▶ [The problem]
Retype every line of the data below exactly as it appears, leaving out the pictures.

(Stored data)
* BEGIN *

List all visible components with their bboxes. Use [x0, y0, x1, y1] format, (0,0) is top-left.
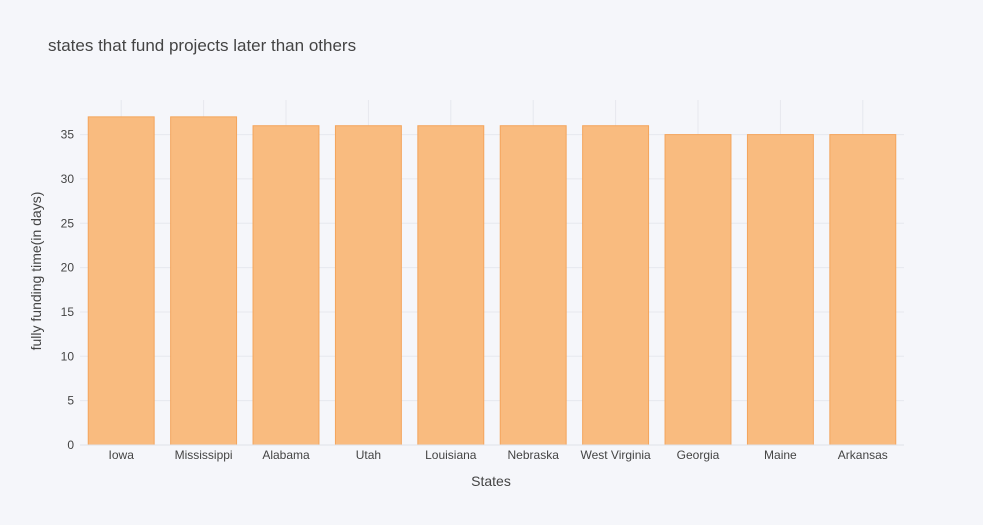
- bar: [582, 125, 650, 446]
- x-tick-label: Maine: [764, 448, 797, 462]
- y-tick-label: 10: [61, 349, 75, 363]
- bar: [664, 134, 732, 446]
- x-tick-label: Arkansas: [838, 448, 888, 462]
- x-tick-label: Mississippi: [175, 448, 233, 462]
- bar: [746, 134, 814, 446]
- y-tick-label: 25: [61, 216, 75, 230]
- x-tick-label: Louisiana: [425, 448, 477, 462]
- x-tick-label: West Virginia: [580, 448, 651, 462]
- y-tick-label: 15: [61, 305, 75, 319]
- y-tick-label: 20: [61, 261, 75, 275]
- y-tick-label: 0: [67, 438, 74, 452]
- bar: [252, 125, 320, 446]
- x-axis-label: States: [471, 473, 511, 489]
- x-tick-label: Iowa: [109, 448, 135, 462]
- y-tick-label: 30: [61, 172, 75, 186]
- x-tick-label: Alabama: [262, 448, 310, 462]
- bar: [499, 125, 567, 446]
- bar: [170, 116, 238, 446]
- bar: [87, 116, 155, 446]
- y-axis-ticks: 0 5 10 15 20 25 30 35: [61, 128, 75, 452]
- bars: [87, 116, 897, 446]
- bar: [417, 125, 485, 446]
- x-axis-ticks: Iowa Mississippi Alabama Utah Louisiana Nebra…: [109, 448, 888, 462]
- bar: [334, 125, 402, 446]
- y-axis-label: fully funding time(in days): [28, 192, 44, 351]
- x-tick-label: Nebraska: [508, 448, 560, 462]
- bar: [829, 134, 897, 446]
- chart-title: states that fund projects later than oth…: [48, 36, 356, 55]
- x-tick-label: Utah: [356, 448, 381, 462]
- x-tick-label: Georgia: [677, 448, 720, 462]
- y-tick-label: 35: [61, 128, 75, 142]
- y-tick-label: 5: [67, 394, 74, 408]
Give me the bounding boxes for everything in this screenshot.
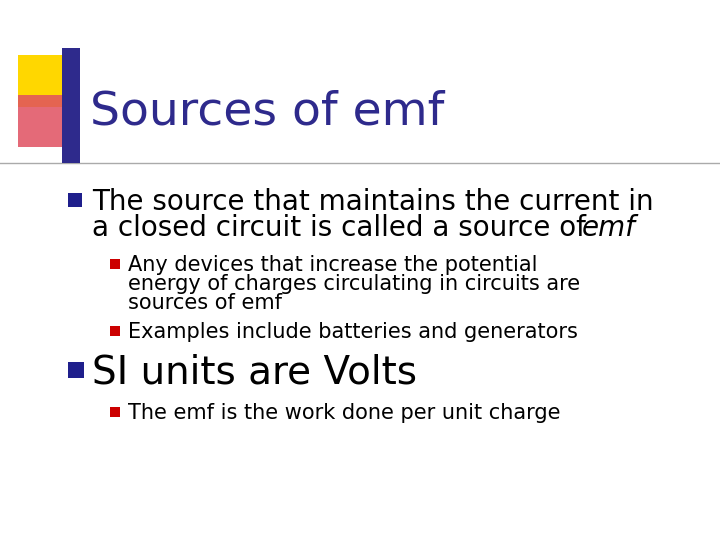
Text: energy of charges circulating in circuits are: energy of charges circulating in circuit… [128, 274, 580, 294]
Bar [68, 193, 82, 207]
Text: emf: emf [582, 214, 636, 242]
Text: SI units are Volts: SI units are Volts [92, 353, 417, 391]
Text: Sources of emf: Sources of emf [90, 90, 444, 134]
Text: sources of emf: sources of emf [128, 293, 282, 313]
Text: Examples include batteries and generators: Examples include batteries and generator… [128, 322, 578, 342]
Bar [18, 95, 66, 147]
Bar [110, 407, 120, 417]
Text: The emf is the work done per unit charge: The emf is the work done per unit charge [128, 403, 560, 423]
Bar [18, 55, 70, 107]
Bar [62, 48, 80, 163]
Text: Any devices that increase the potential: Any devices that increase the potential [128, 255, 538, 275]
Text: The source that maintains the current in: The source that maintains the current in [92, 188, 654, 216]
Bar [110, 259, 120, 269]
Text: a closed circuit is called a source of: a closed circuit is called a source of [92, 214, 595, 242]
Bar [68, 362, 84, 378]
Bar [110, 326, 120, 336]
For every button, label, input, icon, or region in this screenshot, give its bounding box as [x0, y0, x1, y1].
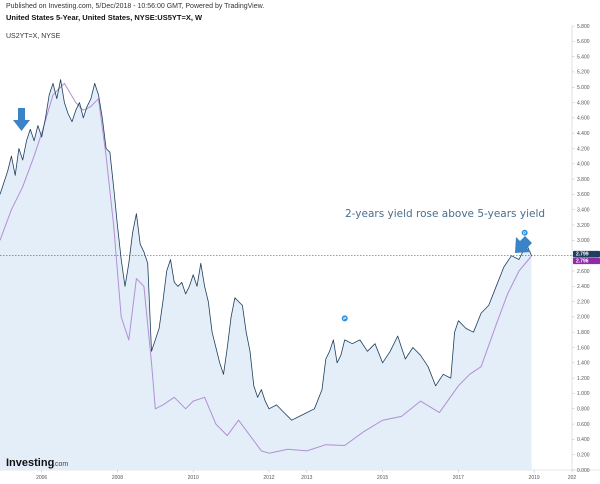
- five-year-line-layer: [0, 79, 532, 421]
- x-tick-label: 2019: [529, 475, 540, 481]
- five-year-area-layer: [0, 79, 532, 470]
- y-tick-label: 1.000: [577, 391, 590, 397]
- y-tick-label: 3.200: [577, 223, 590, 229]
- x-tick-label: 202: [568, 475, 577, 481]
- y-tick-label: 4.600: [577, 116, 590, 122]
- current-5y-tag: 2.799: [573, 250, 600, 258]
- y-axis-ticks: 0.000 0.200 0.400 0.600 0.800 1.000 1.200 1.400…: [572, 24, 590, 474]
- y-tick-label: 1.800: [577, 330, 590, 336]
- y-tick-label: 4.200: [577, 146, 590, 152]
- two-year-line-layer: [0, 82, 532, 454]
- x-tick-label: 2010: [188, 475, 199, 481]
- y-tick-label: 3.600: [577, 192, 590, 198]
- x-axis-ticks: 2006 2008 2010 2012 2013 2015 2017 2019 202: [36, 470, 576, 481]
- event-marker-2014[interactable]: P: [341, 314, 349, 323]
- y-tick-label: 5.600: [577, 39, 590, 45]
- y-tick-label: 4.000: [577, 162, 590, 168]
- y-tick-label: 0.200: [577, 452, 590, 458]
- y-tick-label: 1.400: [577, 361, 590, 367]
- x-tick-label: 2017: [453, 475, 464, 481]
- y-tick-label: 2.600: [577, 269, 590, 275]
- svg-text:P: P: [343, 316, 346, 321]
- two-year-series-line: [0, 82, 532, 454]
- inversion-annotation: 2-years yield rose above 5-years yield: [345, 208, 545, 220]
- y-tick-label: 5.800: [577, 24, 590, 30]
- y-tick-label: 2.200: [577, 299, 590, 305]
- overlay-series-label: US2YT=X, NYSE: [6, 33, 61, 40]
- y-tick-label: 0.600: [577, 422, 590, 428]
- y-tick-label: 4.800: [577, 100, 590, 106]
- investing-logo: Investing .com: [6, 457, 68, 469]
- x-tick-label: 2012: [263, 475, 274, 481]
- x-tick-label: 2015: [377, 475, 388, 481]
- diagonal-arrow-icon: [515, 236, 532, 253]
- current-2y-value: 2.796: [576, 259, 589, 265]
- y-tick-label: 2.000: [577, 315, 590, 321]
- chart-title: United States 5-Year, United States, NYS…: [6, 13, 203, 22]
- x-tick-label: 2013: [301, 475, 312, 481]
- y-tick-label: 5.200: [577, 70, 590, 76]
- five-year-area: [0, 79, 532, 470]
- current-5y-value: 2.799: [576, 252, 589, 258]
- five-year-series-line: [0, 79, 532, 421]
- y-tick-label: 0.400: [577, 437, 590, 443]
- y-tick-label: 4.400: [577, 131, 590, 137]
- y-tick-label: 5.000: [577, 85, 590, 91]
- y-tick-label: 5.400: [577, 54, 590, 60]
- event-marker-2018-a[interactable]: P: [521, 229, 529, 237]
- x-tick-label: 2006: [36, 475, 47, 481]
- svg-text:P: P: [523, 230, 526, 235]
- x-tick-label: 2008: [112, 475, 123, 481]
- y-tick-label: 3.000: [577, 238, 590, 244]
- y-tick-label: 1.200: [577, 376, 590, 382]
- y-tick-label: 0.000: [577, 468, 590, 474]
- y-tick-label: 0.800: [577, 407, 590, 413]
- y-tick-label: 3.800: [577, 177, 590, 183]
- y-tick-label: 1.600: [577, 345, 590, 351]
- brand-suffix: .com: [53, 461, 68, 468]
- brand-name: Investing: [6, 457, 54, 469]
- y-tick-label: 2.400: [577, 284, 590, 290]
- current-2y-tag: 2.796: [573, 257, 600, 265]
- published-note: Published on Investing.com, 5/Dec/2018 -…: [6, 3, 265, 10]
- down-arrow-icon: [13, 108, 30, 131]
- y-tick-label: 3.400: [577, 208, 590, 214]
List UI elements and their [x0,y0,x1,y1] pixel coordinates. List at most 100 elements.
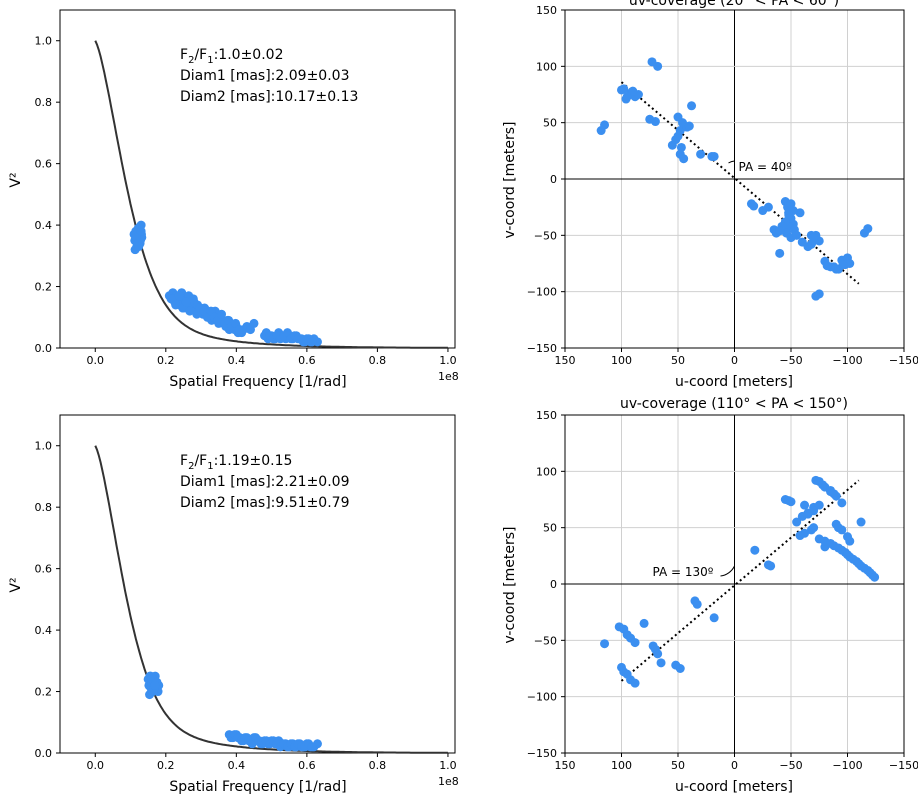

* END *

▶ [Result of the task]
List all visible components with their bboxes. Use [x0, y0, x1, y1] format, (0,0) is top-left.
- bar: [582, 125, 650, 446]
- x-tick-label: Maine: [764, 448, 797, 462]
- y-tick-label: 10: [61, 349, 75, 363]
- bar: [664, 134, 732, 446]
- x-tick-label: Arkansas: [838, 448, 888, 462]
- x-tick-label: Mississippi: [175, 448, 233, 462]
- bar: [746, 134, 814, 446]
- y-tick-label: 25: [61, 216, 75, 230]
- x-tick-label: Louisiana: [425, 448, 477, 462]
- x-tick-label: West Virginia: [580, 448, 651, 462]
- y-tick-label: 15: [61, 305, 75, 319]
- y-tick-label: 20: [61, 261, 75, 275]
- y-tick-label: 0: [67, 438, 74, 452]
- bar: [252, 125, 320, 446]
- x-axis-label: States: [471, 473, 511, 489]
- x-tick-label: Iowa: [109, 448, 135, 462]
- y-tick-label: 30: [61, 172, 75, 186]
- x-tick-label: Alabama: [262, 448, 310, 462]
- bar: [499, 125, 567, 446]
- bar: [170, 116, 238, 446]
- bar: [87, 116, 155, 446]
- y-axis-ticks: 0 5 10 15 20 25 30 35: [61, 128, 75, 452]
- bars: [87, 116, 897, 446]
- bar: [417, 125, 485, 446]
- x-axis-ticks: Iowa Mississippi Alabama Utah Louisiana Nebra…: [109, 448, 888, 462]
- bar: [334, 125, 402, 446]
- y-axis-label: fully funding time(in days): [28, 192, 44, 351]
- x-tick-label: Nebraska: [508, 448, 560, 462]
- bar: [829, 134, 897, 446]
- chart-title: states that fund projects later than oth…: [48, 36, 356, 55]
- x-tick-label: Utah: [356, 448, 381, 462]
- x-tick-label: Georgia: [677, 448, 720, 462]
- y-tick-label: 35: [61, 128, 75, 142]
- y-tick-label: 5: [67, 394, 74, 408]
Give me the bounding boxes for everything in this screenshot.
Text: energy of charges circulating in circuits are: energy of charges circulating in circuit… [128, 274, 580, 294]
Bar [68, 193, 82, 207]
Text: emf: emf [582, 214, 636, 242]
Text: SI units are Volts: SI units are Volts [92, 353, 417, 391]
Text: Sources of emf: Sources of emf [90, 90, 444, 134]
Text: sources of emf: sources of emf [128, 293, 282, 313]
Text: Examples include batteries and generators: Examples include batteries and generator… [128, 322, 578, 342]
Bar [18, 95, 66, 147]
Bar [110, 407, 120, 417]
Text: The emf is the work done per unit charge: The emf is the work done per unit charge [128, 403, 560, 423]
Bar [18, 55, 70, 107]
Bar [62, 48, 80, 163]
Text: Any devices that increase the potential: Any devices that increase the potential [128, 255, 538, 275]
Text: The source that maintains the current in: The source that maintains the current in [92, 188, 654, 216]
Bar [110, 259, 120, 269]
Text: a closed circuit is called a source of: a closed circuit is called a source of [92, 214, 595, 242]
Bar [68, 362, 84, 378]
Bar [110, 326, 120, 336]
For every button, label, input, icon, or region in this screenshot, give its bounding box as [x0, y0, x1, y1].
- five-year-line-layer: [0, 79, 532, 421]
- x-tick-label: 2019: [529, 475, 540, 481]
- five-year-area-layer: [0, 79, 532, 470]
- y-tick-label: 1.000: [577, 391, 590, 397]
- y-tick-label: 3.200: [577, 223, 590, 229]
- x-tick-label: 202: [568, 475, 577, 481]
- y-tick-label: 4.600: [577, 116, 590, 122]
- current-5y-tag: 2.799: [573, 250, 600, 258]
- y-axis-ticks: 0.000 0.200 0.400 0.600 0.800 1.000 1.200 1.400…: [572, 24, 590, 474]
- y-tick-label: 1.800: [577, 330, 590, 336]
- y-tick-label: 4.200: [577, 146, 590, 152]
- two-year-line-layer: [0, 82, 532, 454]
- x-tick-label: 2010: [188, 475, 199, 481]
- y-tick-label: 3.600: [577, 192, 590, 198]
- x-axis-ticks: 2006 2008 2010 2012 2013 2015 2017 2019 202: [36, 470, 576, 481]
- event-marker-2014[interactable]: P: [341, 314, 349, 323]
- y-tick-label: 5.600: [577, 39, 590, 45]
- y-tick-label: 4.000: [577, 162, 590, 168]
- y-tick-label: 0.200: [577, 452, 590, 458]
- y-tick-label: 1.400: [577, 361, 590, 367]
- x-tick-label: 2017: [453, 475, 464, 481]
- y-tick-label: 2.600: [577, 269, 590, 275]
- svg-text:P: P: [343, 316, 346, 321]
- two-year-series-line: [0, 82, 532, 454]
- inversion-annotation: 2-years yield rose above 5-years yield: [345, 208, 545, 220]
- y-tick-label: 5.800: [577, 24, 590, 30]
- y-tick-label: 2.200: [577, 299, 590, 305]
- overlay-series-label: US2YT=X, NYSE: [6, 33, 61, 40]
- y-tick-label: 0.600: [577, 422, 590, 428]
- y-tick-label: 4.800: [577, 100, 590, 106]
- investing-logo: Investing .com: [6, 457, 68, 469]
- x-tick-label: 2012: [263, 475, 274, 481]
- x-tick-label: 2015: [377, 475, 388, 481]
- diagonal-arrow-icon: [515, 236, 532, 253]
- current-2y-value: 2.796: [576, 259, 589, 265]
- y-tick-label: 2.000: [577, 315, 590, 321]
- chart-title: United States 5-Year, United States, NYS…: [6, 13, 203, 22]
- x-tick-label: 2013: [301, 475, 312, 481]
- y-tick-label: 5.200: [577, 70, 590, 76]
- five-year-area: [0, 79, 532, 470]
- current-5y-value: 2.799: [576, 252, 589, 258]
- five-year-series-line: [0, 79, 532, 421]
- y-tick-label: 0.400: [577, 437, 590, 443]
- y-tick-label: 4.400: [577, 131, 590, 137]
- y-tick-label: 5.000: [577, 85, 590, 91]
- y-tick-label: 5.400: [577, 54, 590, 60]
- event-marker-2018-a[interactable]: P: [521, 229, 529, 237]
- x-tick-label: 2006: [36, 475, 47, 481]
- svg-text:P: P: [523, 230, 526, 235]
- x-tick-label: 2008: [112, 475, 123, 481]
- y-tick-label: 3.000: [577, 238, 590, 244]
- y-tick-label: 1.200: [577, 376, 590, 382]
- y-tick-label: 0.000: [577, 468, 590, 474]
- y-tick-label: 0.800: [577, 407, 590, 413]
- y-tick-label: 3.800: [577, 177, 590, 183]
- y-tick-label: 1.600: [577, 345, 590, 351]
- brand-suffix: .com: [53, 461, 68, 468]
- brand-name: Investing: [6, 457, 54, 469]
- y-tick-label: 2.400: [577, 284, 590, 290]
- current-2y-tag: 2.796: [573, 257, 600, 265]
- published-note: Published on Investing.com, 5/Dec/2018 -…: [6, 3, 265, 10]
- down-arrow-icon: [13, 108, 30, 131]
- y-tick-label: 3.400: [577, 208, 590, 214]
List UI elements and their [x0,y0,x1,y1] pixel coordinates. List at most 100 elements.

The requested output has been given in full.